STATED TASK
Without the pictures, return all of the material exactly as written.

DATA SUPPLIED

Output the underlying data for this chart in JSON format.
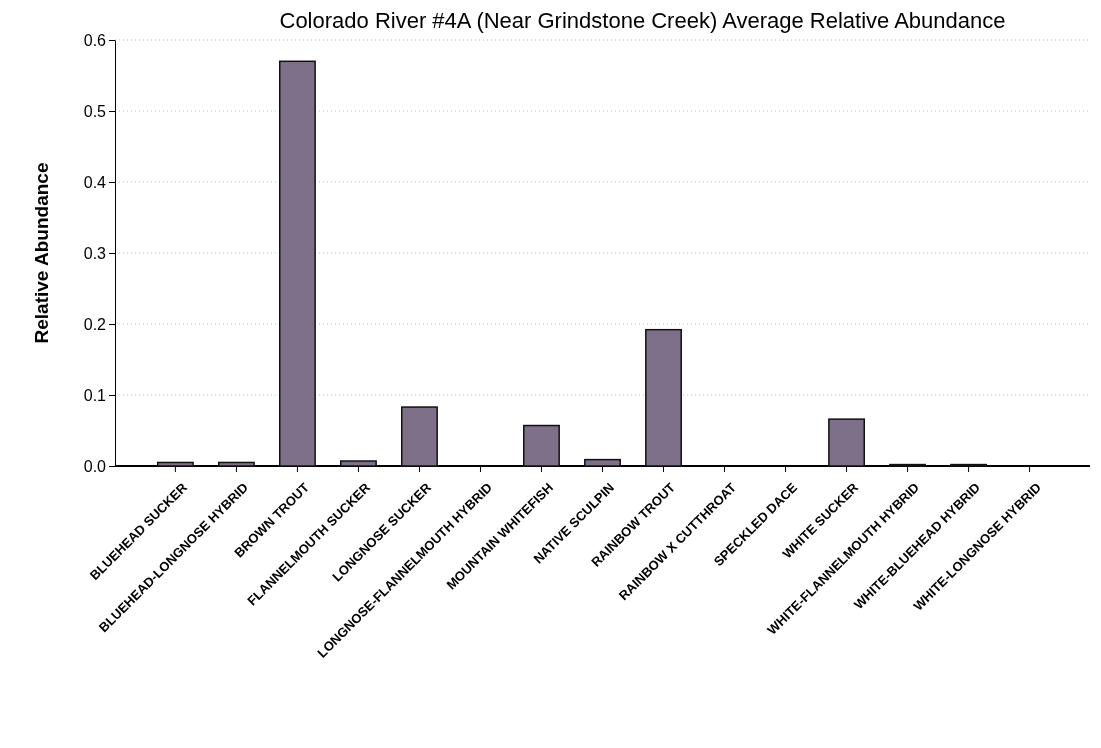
{
  "chart_data": {
    "type": "bar",
    "title": "Colorado River #4A (Near Grindstone Creek) Average Relative Abundance",
    "ylabel": "Relative Abundance",
    "categories": [
      "BLUEHEAD SUCKER",
      "BLUEHEAD-LONGNOSE HYBRID",
      "BROWN TROUT",
      "FLANNELMOUTH SUCKER",
      "LONGNOSE SUCKER",
      "LONGNOSE-FLANNELMOUTH HYBRID",
      "MOUNTAIN WHITEFISH",
      "NATIVE SCULPIN",
      "RAINBOW TROUT",
      "RAINBOW X CUTTHROAT",
      "SPECKLED DACE",
      "WHITE SUCKER",
      "WHITE-FLANNELMOUTH HYBRID",
      "WHITE-BLUEHEAD HYBRID",
      "WHITE-LONGNOSE HYBRID"
    ],
    "values": [
      0.005,
      0.005,
      0.57,
      0.007,
      0.083,
      0,
      0.057,
      0.009,
      0.192,
      0,
      0,
      0.066,
      0.002,
      0.002,
      0
    ],
    "color": "#7f7089",
    "ylim": [
      0,
      0.6
    ],
    "yticks": [
      {
        "value": 0,
        "label": "0.0"
      },
      {
        "value": 0.1,
        "label": "0.1"
      },
      {
        "value": 0.2,
        "label": "0.2"
      },
      {
        "value": 0.3,
        "label": "0.3"
      },
      {
        "value": 0.4,
        "label": "0.4"
      },
      {
        "value": 0.5,
        "label": "0.5"
      },
      {
        "value": 0.6,
        "label": "0.6"
      }
    ],
    "grid": "y"
  }
}
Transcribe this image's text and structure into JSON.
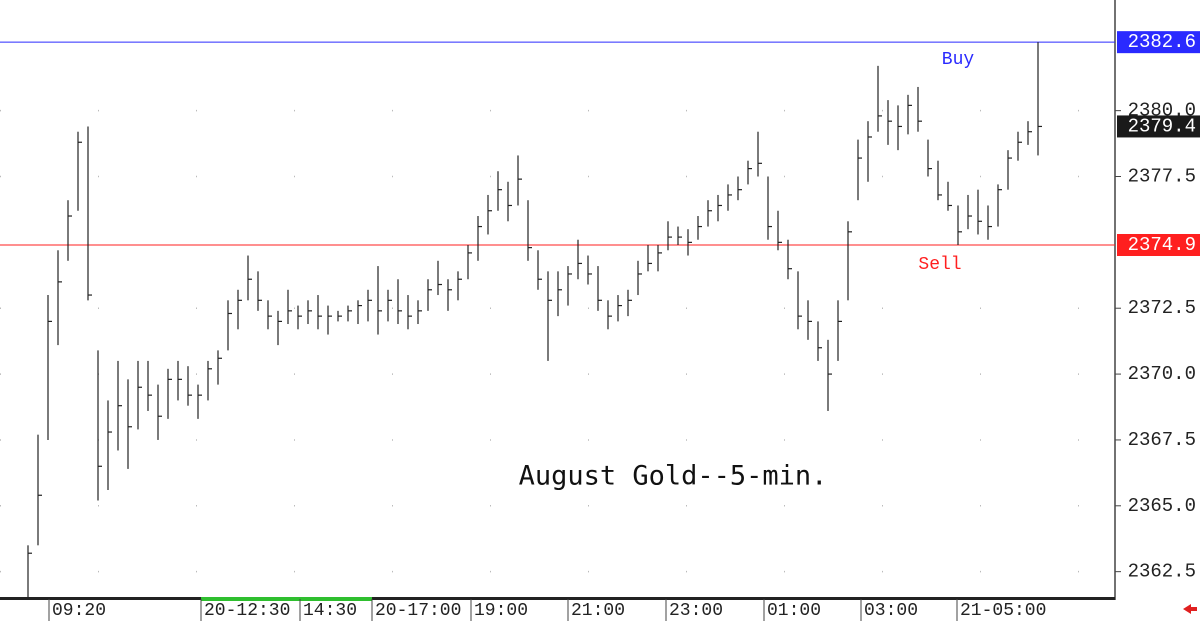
{
  "chart_data": {
    "type": "ohlc",
    "title": "August Gold--5-min.",
    "high": [
      2363.5,
      2367.7,
      2373,
      2374.7,
      2376.6,
      2379.2,
      2379.4,
      2370.9,
      2369,
      2370.5,
      2369.8,
      2370.5,
      2370.5,
      2369.6,
      2370.2,
      2370.5,
      2370.3,
      2369.6,
      2370.5,
      2370.9,
      2372.8,
      2373.2,
      2374.5,
      2373.9,
      2372.8,
      2372.4,
      2373.2,
      2372.6,
      2372.8,
      2373,
      2372.6,
      2372.4,
      2372.6,
      2372.8,
      2373.2,
      2374.1,
      2373.2,
      2373.6,
      2373,
      2372.8,
      2373.6,
      2374.3,
      2373.6,
      2373.9,
      2374.9,
      2376,
      2376.8,
      2377.7,
      2377.3,
      2378.3,
      2376.6,
      2374.7,
      2373.9,
      2373.9,
      2374.1,
      2375.1,
      2374.5,
      2374.1,
      2372.8,
      2373,
      2373.2,
      2374.3,
      2374.9,
      2374.9,
      2375.8,
      2375.6,
      2375.5,
      2376,
      2376.6,
      2376.8,
      2377.2,
      2377.5,
      2378.1,
      2379.2,
      2377.5,
      2376.2,
      2375.1,
      2373.9,
      2372.8,
      2372,
      2371.3,
      2372.8,
      2375.8,
      2378.9,
      2379.6,
      2381.7,
      2380.4,
      2380.2,
      2380.6,
      2380.9,
      2378.9,
      2378.1,
      2377.3,
      2376.4,
      2376.8,
      2377,
      2376.4,
      2377.2,
      2378.5,
      2379.2,
      2379.6,
      2382.6
    ],
    "low": [
      2361.5,
      2363.5,
      2367.5,
      2371.1,
      2374.3,
      2376.2,
      2372.8,
      2365.2,
      2365.6,
      2367.1,
      2366.4,
      2367.9,
      2368.6,
      2367.5,
      2368.3,
      2369,
      2368.8,
      2368.3,
      2369,
      2369.6,
      2370.9,
      2371.7,
      2372.8,
      2372.4,
      2371.7,
      2371.1,
      2371.9,
      2371.7,
      2371.9,
      2371.7,
      2371.5,
      2372,
      2372,
      2371.9,
      2372,
      2371.5,
      2372,
      2371.9,
      2371.7,
      2371.9,
      2372.4,
      2373,
      2372.4,
      2372.8,
      2373.6,
      2374.3,
      2375.3,
      2376.2,
      2375.8,
      2376.4,
      2374.3,
      2373.2,
      2370.5,
      2372.2,
      2372.6,
      2373.6,
      2373.4,
      2372.4,
      2371.7,
      2372,
      2372.2,
      2373,
      2373.9,
      2373.9,
      2374.7,
      2374.9,
      2374.5,
      2375.1,
      2375.6,
      2375.8,
      2376.2,
      2376.6,
      2377.2,
      2377.5,
      2375.1,
      2374.7,
      2373.6,
      2371.7,
      2371.3,
      2370.5,
      2368.6,
      2370.5,
      2372.8,
      2376.6,
      2377.3,
      2379.2,
      2378.7,
      2378.5,
      2379.1,
      2379.2,
      2377.5,
      2376.6,
      2376.2,
      2374.9,
      2375.5,
      2375.3,
      2375.1,
      2375.6,
      2377,
      2378.1,
      2378.7,
      2378.3
    ],
    "close": [
      2363.2,
      2365.4,
      2372,
      2373.5,
      2376,
      2378.8,
      2373,
      2366.5,
      2367.8,
      2368.8,
      2368,
      2369.5,
      2369.2,
      2368.4,
      2369.8,
      2369.8,
      2369.2,
      2369.2,
      2370.2,
      2370.6,
      2372.3,
      2372.8,
      2373.6,
      2372.8,
      2372.2,
      2372,
      2372.4,
      2372.2,
      2372.4,
      2372.2,
      2372.2,
      2372.2,
      2372.4,
      2372.6,
      2372.8,
      2372.4,
      2372.8,
      2372.4,
      2372.2,
      2372.4,
      2373.2,
      2373.4,
      2373.2,
      2373.6,
      2374.6,
      2375.6,
      2376.2,
      2377,
      2376.4,
      2377.4,
      2374.8,
      2373.6,
      2372.8,
      2373.2,
      2373.8,
      2374.2,
      2373.8,
      2372.8,
      2372.2,
      2372.6,
      2372.8,
      2373.8,
      2374.2,
      2374.6,
      2375.2,
      2375.2,
      2375,
      2375.6,
      2376.2,
      2376.4,
      2376.8,
      2377,
      2377.8,
      2378,
      2375.6,
      2375,
      2374,
      2372.2,
      2372,
      2371,
      2370,
      2372,
      2375.4,
      2378.2,
      2379,
      2379.8,
      2379.6,
      2379.4,
      2380.2,
      2379.6,
      2377.8,
      2376.8,
      2376.4,
      2375.4,
      2376,
      2375.8,
      2375.6,
      2377,
      2378.2,
      2378.8,
      2379.2,
      2379.4
    ],
    "color": "#222222",
    "xlim": [
      -2.8,
      108.7
    ],
    "xticks": [
      {
        "value": 2.1,
        "label": "09:20"
      },
      {
        "value": 17.3,
        "label": "20-12:30"
      },
      {
        "value": 27.2,
        "label": "14:30"
      },
      {
        "value": 34.4,
        "label": "20-17:00"
      },
      {
        "value": 44.3,
        "label": "19:00"
      },
      {
        "value": 54,
        "label": "21:00"
      },
      {
        "value": 63.8,
        "label": "23:00"
      },
      {
        "value": 73.6,
        "label": "01:00"
      },
      {
        "value": 83.3,
        "label": "03:00"
      },
      {
        "value": 92.9,
        "label": "21-05:00"
      }
    ],
    "ylim": [
      2361.5,
      2384.2
    ],
    "yticks": [
      2362.5,
      {
        "value": 2365,
        "label": "2365.0"
      },
      2367.5,
      {
        "value": 2370,
        "label": "2370.0"
      },
      2372.5,
      2377.5,
      {
        "value": 2380,
        "label": "2380.0"
      }
    ],
    "grid": true,
    "levels": [
      {
        "label": "Buy",
        "value": 2382.6,
        "color": "#2a2aff"
      },
      {
        "label": "Sell",
        "value": 2374.9,
        "color": "#ff1f1f"
      }
    ],
    "last": 2379.4
  }
}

SOLVED EXERCISE
Output the underlying data for this chart in JSON format.
{
  "chart_data": {
    "type": "bar",
    "title": "Colorado River #4A (Near Grindstone Creek) Average Relative Abundance",
    "ylabel": "Relative Abundance",
    "categories": [
      "BLUEHEAD SUCKER",
      "BLUEHEAD-LONGNOSE HYBRID",
      "BROWN TROUT",
      "FLANNELMOUTH SUCKER",
      "LONGNOSE SUCKER",
      "LONGNOSE-FLANNELMOUTH HYBRID",
      "MOUNTAIN WHITEFISH",
      "NATIVE SCULPIN",
      "RAINBOW TROUT",
      "RAINBOW X CUTTHROAT",
      "SPECKLED DACE",
      "WHITE SUCKER",
      "WHITE-FLANNELMOUTH HYBRID",
      "WHITE-BLUEHEAD HYBRID",
      "WHITE-LONGNOSE HYBRID"
    ],
    "values": [
      0.005,
      0.005,
      0.57,
      0.007,
      0.083,
      0,
      0.057,
      0.009,
      0.192,
      0,
      0,
      0.066,
      0.002,
      0.002,
      0
    ],
    "color": "#7f7089",
    "ylim": [
      0,
      0.6
    ],
    "yticks": [
      {
        "value": 0,
        "label": "0.0"
      },
      {
        "value": 0.1,
        "label": "0.1"
      },
      {
        "value": 0.2,
        "label": "0.2"
      },
      {
        "value": 0.3,
        "label": "0.3"
      },
      {
        "value": 0.4,
        "label": "0.4"
      },
      {
        "value": 0.5,
        "label": "0.5"
      },
      {
        "value": 0.6,
        "label": "0.6"
      }
    ],
    "grid": "y"
  }
}
Transcribe this image's text and structure into JSON.
{
  "chart_data": {
    "type": "ohlc",
    "title": "August Gold--5-min.",
    "high": [
      2363.5,
      2367.7,
      2373,
      2374.7,
      2376.6,
      2379.2,
      2379.4,
      2370.9,
      2369,
      2370.5,
      2369.8,
      2370.5,
      2370.5,
      2369.6,
      2370.2,
      2370.5,
      2370.3,
      2369.6,
      2370.5,
      2370.9,
      2372.8,
      2373.2,
      2374.5,
      2373.9,
      2372.8,
      2372.4,
      2373.2,
      2372.6,
      2372.8,
      2373,
      2372.6,
      2372.4,
      2372.6,
      2372.8,
      2373.2,
      2374.1,
      2373.2,
      2373.6,
      2373,
      2372.8,
      2373.6,
      2374.3,
      2373.6,
      2373.9,
      2374.9,
      2376,
      2376.8,
      2377.7,
      2377.3,
      2378.3,
      2376.6,
      2374.7,
      2373.9,
      2373.9,
      2374.1,
      2375.1,
      2374.5,
      2374.1,
      2372.8,
      2373,
      2373.2,
      2374.3,
      2374.9,
      2374.9,
      2375.8,
      2375.6,
      2375.5,
      2376,
      2376.6,
      2376.8,
      2377.2,
      2377.5,
      2378.1,
      2379.2,
      2377.5,
      2376.2,
      2375.1,
      2373.9,
      2372.8,
      2372,
      2371.3,
      2372.8,
      2375.8,
      2378.9,
      2379.6,
      2381.7,
      2380.4,
      2380.2,
      2380.6,
      2380.9,
      2378.9,
      2378.1,
      2377.3,
      2376.4,
      2376.8,
      2377,
      2376.4,
      2377.2,
      2378.5,
      2379.2,
      2379.6,
      2382.6
    ],
    "low": [
      2361.5,
      2363.5,
      2367.5,
      2371.1,
      2374.3,
      2376.2,
      2372.8,
      2365.2,
      2365.6,
      2367.1,
      2366.4,
      2367.9,
      2368.6,
      2367.5,
      2368.3,
      2369,
      2368.8,
      2368.3,
      2369,
      2369.6,
      2370.9,
      2371.7,
      2372.8,
      2372.4,
      2371.7,
      2371.1,
      2371.9,
      2371.7,
      2371.9,
      2371.7,
      2371.5,
      2372,
      2372,
      2371.9,
      2372,
      2371.5,
      2372,
      2371.9,
      2371.7,
      2371.9,
      2372.4,
      2373,
      2372.4,
      2372.8,
      2373.6,
      2374.3,
      2375.3,
      2376.2,
      2375.8,
      2376.4,
      2374.3,
      2373.2,
      2370.5,
      2372.2,
      2372.6,
      2373.6,
      2373.4,
      2372.4,
      2371.7,
      2372,
      2372.2,
      2373,
      2373.9,
      2373.9,
      2374.7,
      2374.9,
      2374.5,
      2375.1,
      2375.6,
      2375.8,
      2376.2,
      2376.6,
      2377.2,
      2377.5,
      2375.1,
      2374.7,
      2373.6,
      2371.7,
      2371.3,
      2370.5,
      2368.6,
      2370.5,
      2372.8,
      2376.6,
      2377.3,
      2379.2,
      2378.7,
      2378.5,
      2379.1,
      2379.2,
      2377.5,
      2376.6,
      2376.2,
      2374.9,
      2375.5,
      2375.3,
      2375.1,
      2375.6,
      2377,
      2378.1,
      2378.7,
      2378.3
    ],
    "close": [
      2363.2,
      2365.4,
      2372,
      2373.5,
      2376,
      2378.8,
      2373,
      2366.5,
      2367.8,
      2368.8,
      2368,
      2369.5,
      2369.2,
      2368.4,
      2369.8,
      2369.8,
      2369.2,
      2369.2,
      2370.2,
      2370.6,
      2372.3,
      2372.8,
      2373.6,
      2372.8,
      2372.2,
      2372,
      2372.4,
      2372.2,
      2372.4,
      2372.2,
      2372.2,
      2372.2,
      2372.4,
      2372.6,
      2372.8,
      2372.4,
      2372.8,
      2372.4,
      2372.2,
      2372.4,
      2373.2,
      2373.4,
      2373.2,
      2373.6,
      2374.6,
      2375.6,
      2376.2,
      2377,
      2376.4,
      2377.4,
      2374.8,
      2373.6,
      2372.8,
      2373.2,
      2373.8,
      2374.2,
      2373.8,
      2372.8,
      2372.2,
      2372.6,
      2372.8,
      2373.8,
      2374.2,
      2374.6,
      2375.2,
      2375.2,
      2375,
      2375.6,
      2376.2,
      2376.4,
      2376.8,
      2377,
      2377.8,
      2378,
      2375.6,
      2375,
      2374,
      2372.2,
      2372,
      2371,
      2370,
      2372,
      2375.4,
      2378.2,
      2379,
      2379.8,
      2379.6,
      2379.4,
      2380.2,
      2379.6,
      2377.8,
      2376.8,
      2376.4,
      2375.4,
      2376,
      2375.8,
      2375.6,
      2377,
      2378.2,
      2378.8,
      2379.2,
      2379.4
    ],
    "color": "#222222",
    "xlim": [
      -2.8,
      108.7
    ],
    "xticks": [
      {
        "value": 2.1,
        "label": "09:20"
      },
      {
        "value": 17.3,
        "label": "20-12:30"
      },
      {
        "value": 27.2,
        "label": "14:30"
      },
      {
        "value": 34.4,
        "label": "20-17:00"
      },
      {
        "value": 44.3,
        "label": "19:00"
      },
      {
        "value": 54,
        "label": "21:00"
      },
      {
        "value": 63.8,
        "label": "23:00"
      },
      {
        "value": 73.6,
        "label": "01:00"
      },
      {
        "value": 83.3,
        "label": "03:00"
      },
      {
        "value": 92.9,
        "label": "21-05:00"
      }
    ],
    "ylim": [
      2361.5,
      2384.2
    ],
    "yticks": [
      2362.5,
      {
        "value": 2365,
        "label": "2365.0"
      },
      2367.5,
      {
        "value": 2370,
        "label": "2370.0"
      },
      2372.5,
      2377.5,
      {
        "value": 2380,
        "label": "2380.0"
      }
    ],
    "grid": true,
    "levels": [
      {
        "label": "Buy",
        "value": 2382.6,
        "color": "#2a2aff"
      },
      {
        "label": "Sell",
        "value": 2374.9,
        "color": "#ff1f1f"
      }
    ],
    "last": 2379.4
  }
}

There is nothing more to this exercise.